▶ Directive
Set out every line bearing the string "document".

▶ Records provided
□ □ □

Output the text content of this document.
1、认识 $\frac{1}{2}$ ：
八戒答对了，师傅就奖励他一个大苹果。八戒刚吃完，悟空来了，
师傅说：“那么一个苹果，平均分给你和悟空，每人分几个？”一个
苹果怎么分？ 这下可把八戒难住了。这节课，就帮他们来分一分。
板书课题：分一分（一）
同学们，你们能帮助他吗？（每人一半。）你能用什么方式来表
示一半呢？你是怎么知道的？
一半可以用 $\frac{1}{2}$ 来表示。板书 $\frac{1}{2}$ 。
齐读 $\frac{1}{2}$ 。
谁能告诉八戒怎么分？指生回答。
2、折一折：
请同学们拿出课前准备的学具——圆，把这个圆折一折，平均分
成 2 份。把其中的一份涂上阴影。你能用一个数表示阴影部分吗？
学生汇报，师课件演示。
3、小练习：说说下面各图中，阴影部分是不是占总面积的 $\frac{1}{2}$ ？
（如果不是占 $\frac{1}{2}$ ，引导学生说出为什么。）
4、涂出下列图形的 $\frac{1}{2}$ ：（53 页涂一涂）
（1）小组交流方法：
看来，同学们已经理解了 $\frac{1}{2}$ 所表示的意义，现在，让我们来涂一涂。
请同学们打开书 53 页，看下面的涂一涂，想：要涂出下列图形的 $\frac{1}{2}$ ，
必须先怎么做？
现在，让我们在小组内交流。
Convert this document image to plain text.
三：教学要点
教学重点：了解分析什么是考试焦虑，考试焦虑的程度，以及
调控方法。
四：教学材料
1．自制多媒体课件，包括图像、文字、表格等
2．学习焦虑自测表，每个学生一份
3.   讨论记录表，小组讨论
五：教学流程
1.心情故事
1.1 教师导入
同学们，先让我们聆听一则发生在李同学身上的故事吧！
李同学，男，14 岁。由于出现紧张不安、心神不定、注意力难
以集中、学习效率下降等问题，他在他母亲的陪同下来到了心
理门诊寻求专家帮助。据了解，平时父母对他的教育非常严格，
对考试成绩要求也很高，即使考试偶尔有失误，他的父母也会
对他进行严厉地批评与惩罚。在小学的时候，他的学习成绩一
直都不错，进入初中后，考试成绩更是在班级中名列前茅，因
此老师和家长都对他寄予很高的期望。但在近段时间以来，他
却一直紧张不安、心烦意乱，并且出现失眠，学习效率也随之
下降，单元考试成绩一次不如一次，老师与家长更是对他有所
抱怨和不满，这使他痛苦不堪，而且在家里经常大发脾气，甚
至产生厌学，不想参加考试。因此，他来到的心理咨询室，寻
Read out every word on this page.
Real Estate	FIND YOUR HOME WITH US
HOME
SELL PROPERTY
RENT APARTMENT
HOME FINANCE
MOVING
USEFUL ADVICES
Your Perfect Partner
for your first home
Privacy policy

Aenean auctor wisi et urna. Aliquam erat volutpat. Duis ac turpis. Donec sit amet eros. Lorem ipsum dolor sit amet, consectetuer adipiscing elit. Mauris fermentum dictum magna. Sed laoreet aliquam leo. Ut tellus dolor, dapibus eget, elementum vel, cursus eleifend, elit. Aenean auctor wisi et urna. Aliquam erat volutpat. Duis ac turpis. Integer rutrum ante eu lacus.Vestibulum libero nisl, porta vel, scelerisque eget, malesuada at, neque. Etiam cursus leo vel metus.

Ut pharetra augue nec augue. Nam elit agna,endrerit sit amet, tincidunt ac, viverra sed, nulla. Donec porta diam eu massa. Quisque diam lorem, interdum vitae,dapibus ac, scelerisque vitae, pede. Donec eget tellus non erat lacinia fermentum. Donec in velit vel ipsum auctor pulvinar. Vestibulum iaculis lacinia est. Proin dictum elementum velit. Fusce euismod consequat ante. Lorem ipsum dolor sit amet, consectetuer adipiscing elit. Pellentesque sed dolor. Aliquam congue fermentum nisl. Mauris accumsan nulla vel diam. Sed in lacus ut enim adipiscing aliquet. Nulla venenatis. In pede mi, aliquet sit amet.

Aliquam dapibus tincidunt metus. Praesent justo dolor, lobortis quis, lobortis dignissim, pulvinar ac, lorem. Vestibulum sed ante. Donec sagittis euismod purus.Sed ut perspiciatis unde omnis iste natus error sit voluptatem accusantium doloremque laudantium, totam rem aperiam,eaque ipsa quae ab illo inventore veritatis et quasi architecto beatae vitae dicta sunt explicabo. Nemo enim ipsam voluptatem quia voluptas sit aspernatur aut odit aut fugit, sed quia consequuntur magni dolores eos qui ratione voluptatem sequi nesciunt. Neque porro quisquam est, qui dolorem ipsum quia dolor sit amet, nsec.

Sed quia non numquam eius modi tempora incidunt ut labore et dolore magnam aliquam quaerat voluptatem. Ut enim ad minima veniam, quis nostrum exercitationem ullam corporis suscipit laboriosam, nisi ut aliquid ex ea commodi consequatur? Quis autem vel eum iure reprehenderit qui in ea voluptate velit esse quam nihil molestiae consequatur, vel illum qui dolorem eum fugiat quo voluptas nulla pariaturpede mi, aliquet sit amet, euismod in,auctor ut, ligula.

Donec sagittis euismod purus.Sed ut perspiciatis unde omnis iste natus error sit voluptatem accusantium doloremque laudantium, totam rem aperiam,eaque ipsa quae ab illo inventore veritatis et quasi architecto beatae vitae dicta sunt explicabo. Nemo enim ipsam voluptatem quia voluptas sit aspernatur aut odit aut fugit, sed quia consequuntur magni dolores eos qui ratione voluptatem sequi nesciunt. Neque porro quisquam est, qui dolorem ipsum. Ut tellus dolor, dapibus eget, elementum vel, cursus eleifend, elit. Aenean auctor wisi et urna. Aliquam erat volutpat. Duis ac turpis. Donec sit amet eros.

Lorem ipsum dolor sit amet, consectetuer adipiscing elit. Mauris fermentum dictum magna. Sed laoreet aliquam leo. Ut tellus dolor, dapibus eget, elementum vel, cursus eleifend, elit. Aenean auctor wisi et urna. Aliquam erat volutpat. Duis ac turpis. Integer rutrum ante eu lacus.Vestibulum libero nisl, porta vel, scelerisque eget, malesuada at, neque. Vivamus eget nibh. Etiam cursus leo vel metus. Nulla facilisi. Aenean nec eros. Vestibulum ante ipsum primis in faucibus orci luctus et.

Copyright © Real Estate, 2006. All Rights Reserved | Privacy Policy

□ □ □

▶ Worked solution
Output the text content of this document.
Convert this document image to plain text.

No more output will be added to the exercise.